- _Task instructions_
Output each line of the material exactly as it stands.

Data entries:
-----
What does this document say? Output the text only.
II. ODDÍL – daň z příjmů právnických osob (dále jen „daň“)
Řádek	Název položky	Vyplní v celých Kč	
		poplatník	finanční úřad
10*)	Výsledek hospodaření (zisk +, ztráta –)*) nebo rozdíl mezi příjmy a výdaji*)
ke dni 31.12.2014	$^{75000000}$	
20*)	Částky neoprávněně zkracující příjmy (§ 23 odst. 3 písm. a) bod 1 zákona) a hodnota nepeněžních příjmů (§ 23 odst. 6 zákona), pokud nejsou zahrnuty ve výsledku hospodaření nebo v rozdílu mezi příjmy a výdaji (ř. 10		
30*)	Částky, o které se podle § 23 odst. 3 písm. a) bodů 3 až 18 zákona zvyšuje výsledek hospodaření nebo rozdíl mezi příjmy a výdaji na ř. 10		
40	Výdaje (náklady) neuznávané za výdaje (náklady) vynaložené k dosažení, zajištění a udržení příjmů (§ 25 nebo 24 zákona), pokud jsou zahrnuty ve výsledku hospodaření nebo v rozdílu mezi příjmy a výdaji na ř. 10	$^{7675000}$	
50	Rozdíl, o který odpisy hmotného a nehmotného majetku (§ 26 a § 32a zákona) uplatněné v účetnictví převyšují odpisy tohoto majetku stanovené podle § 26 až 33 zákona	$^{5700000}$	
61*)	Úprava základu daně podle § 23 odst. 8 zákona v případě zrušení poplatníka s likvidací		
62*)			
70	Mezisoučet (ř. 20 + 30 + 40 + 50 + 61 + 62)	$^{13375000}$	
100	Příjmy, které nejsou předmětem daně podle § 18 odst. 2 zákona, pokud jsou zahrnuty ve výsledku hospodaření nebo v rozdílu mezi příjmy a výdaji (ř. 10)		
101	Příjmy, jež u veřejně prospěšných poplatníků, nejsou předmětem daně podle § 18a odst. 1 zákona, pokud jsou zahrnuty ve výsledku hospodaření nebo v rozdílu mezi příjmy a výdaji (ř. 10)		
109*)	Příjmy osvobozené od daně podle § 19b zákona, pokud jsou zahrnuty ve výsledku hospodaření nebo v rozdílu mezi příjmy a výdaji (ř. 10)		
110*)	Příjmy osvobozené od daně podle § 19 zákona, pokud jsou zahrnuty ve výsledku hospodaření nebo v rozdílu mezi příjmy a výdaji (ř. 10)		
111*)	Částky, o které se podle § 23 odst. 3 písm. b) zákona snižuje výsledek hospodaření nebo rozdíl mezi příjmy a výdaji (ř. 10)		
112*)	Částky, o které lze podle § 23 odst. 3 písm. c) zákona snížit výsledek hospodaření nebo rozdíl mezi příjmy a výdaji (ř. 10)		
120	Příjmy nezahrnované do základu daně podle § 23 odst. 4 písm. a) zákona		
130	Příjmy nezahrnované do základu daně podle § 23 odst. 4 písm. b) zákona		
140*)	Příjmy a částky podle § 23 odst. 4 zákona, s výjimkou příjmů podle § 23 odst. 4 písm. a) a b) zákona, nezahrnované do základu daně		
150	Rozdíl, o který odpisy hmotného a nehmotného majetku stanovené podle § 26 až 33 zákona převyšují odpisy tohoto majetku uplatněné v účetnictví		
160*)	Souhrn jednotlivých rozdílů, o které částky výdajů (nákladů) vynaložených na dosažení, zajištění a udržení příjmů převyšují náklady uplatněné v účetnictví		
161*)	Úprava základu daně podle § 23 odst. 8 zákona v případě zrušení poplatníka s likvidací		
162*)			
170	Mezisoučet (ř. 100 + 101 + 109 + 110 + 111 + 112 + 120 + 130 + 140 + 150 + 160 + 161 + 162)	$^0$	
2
-----
- _Task output_
What does this document say? Output the text only.
II. ODDÍL – daň z příjmů právnických osob (dále jen „daň“)
Řádek	Název položky	Vyplní v celých Kč	
		poplatník	finanční úřad
10*)	Výsledek hospodaření (zisk +, ztráta –)*) nebo rozdíl mezi příjmy a výdaji*)
ke dni 31.12.2014	$^{75000000}$	
20*)	Částky neoprávněně zkracující příjmy (§ 23 odst. 3 písm. a) bod 1 zákona) a hodnota nepeněžních příjmů (§ 23 odst. 6 zákona), pokud nejsou zahrnuty ve výsledku hospodaření nebo v rozdílu mezi příjmy a výdaji (ř. 10		
30*)	Částky, o které se podle § 23 odst. 3 písm. a) bodů 3 až 18 zákona zvyšuje výsledek hospodaření nebo rozdíl mezi příjmy a výdaji na ř. 10		
40	Výdaje (náklady) neuznávané za výdaje (náklady) vynaložené k dosažení, zajištění a udržení příjmů (§ 25 nebo 24 zákona), pokud jsou zahrnuty ve výsledku hospodaření nebo v rozdílu mezi příjmy a výdaji na ř. 10	$^{7675000}$	
50	Rozdíl, o který odpisy hmotného a nehmotného majetku (§ 26 a § 32a zákona) uplatněné v účetnictví převyšují odpisy tohoto majetku stanovené podle § 26 až 33 zákona	$^{5700000}$	
61*)	Úprava základu daně podle § 23 odst. 8 zákona v případě zrušení poplatníka s likvidací		
62*)			
70	Mezisoučet (ř. 20 + 30 + 40 + 50 + 61 + 62)	$^{13375000}$	
100	Příjmy, které nejsou předmětem daně podle § 18 odst. 2 zákona, pokud jsou zahrnuty ve výsledku hospodaření nebo v rozdílu mezi příjmy a výdaji (ř. 10)		
101	Příjmy, jež u veřejně prospěšných poplatníků, nejsou předmětem daně podle § 18a odst. 1 zákona, pokud jsou zahrnuty ve výsledku hospodaření nebo v rozdílu mezi příjmy a výdaji (ř. 10)		
109*)	Příjmy osvobozené od daně podle § 19b zákona, pokud jsou zahrnuty ve výsledku hospodaření nebo v rozdílu mezi příjmy a výdaji (ř. 10)		
110*)	Příjmy osvobozené od daně podle § 19 zákona, pokud jsou zahrnuty ve výsledku hospodaření nebo v rozdílu mezi příjmy a výdaji (ř. 10)		
111*)	Částky, o které se podle § 23 odst. 3 písm. b) zákona snižuje výsledek hospodaření nebo rozdíl mezi příjmy a výdaji (ř. 10)		
112*)	Částky, o které lze podle § 23 odst. 3 písm. c) zákona snížit výsledek hospodaření nebo rozdíl mezi příjmy a výdaji (ř. 10)		
120	Příjmy nezahrnované do základu daně podle § 23 odst. 4 písm. a) zákona		
130	Příjmy nezahrnované do základu daně podle § 23 odst. 4 písm. b) zákona		
140*)	Příjmy a částky podle § 23 odst. 4 zákona, s výjimkou příjmů podle § 23 odst. 4 písm. a) a b) zákona, nezahrnované do základu daně		
150	Rozdíl, o který odpisy hmotného a nehmotného majetku stanovené podle § 26 až 33 zákona převyšují odpisy tohoto majetku uplatněné v účetnictví		
160*)	Souhrn jednotlivých rozdílů, o které částky výdajů (nákladů) vynaložených na dosažení, zajištění a udržení příjmů převyšují náklady uplatněné v účetnictví		
161*)	Úprava základu daně podle § 23 odst. 8 zákona v případě zrušení poplatníka s likvidací		
162*)			
170	Mezisoučet (ř. 100 + 101 + 109 + 110 + 111 + 112 + 120 + 130 + 140 + 150 + 160 + 161 + 162)	$^0$	
2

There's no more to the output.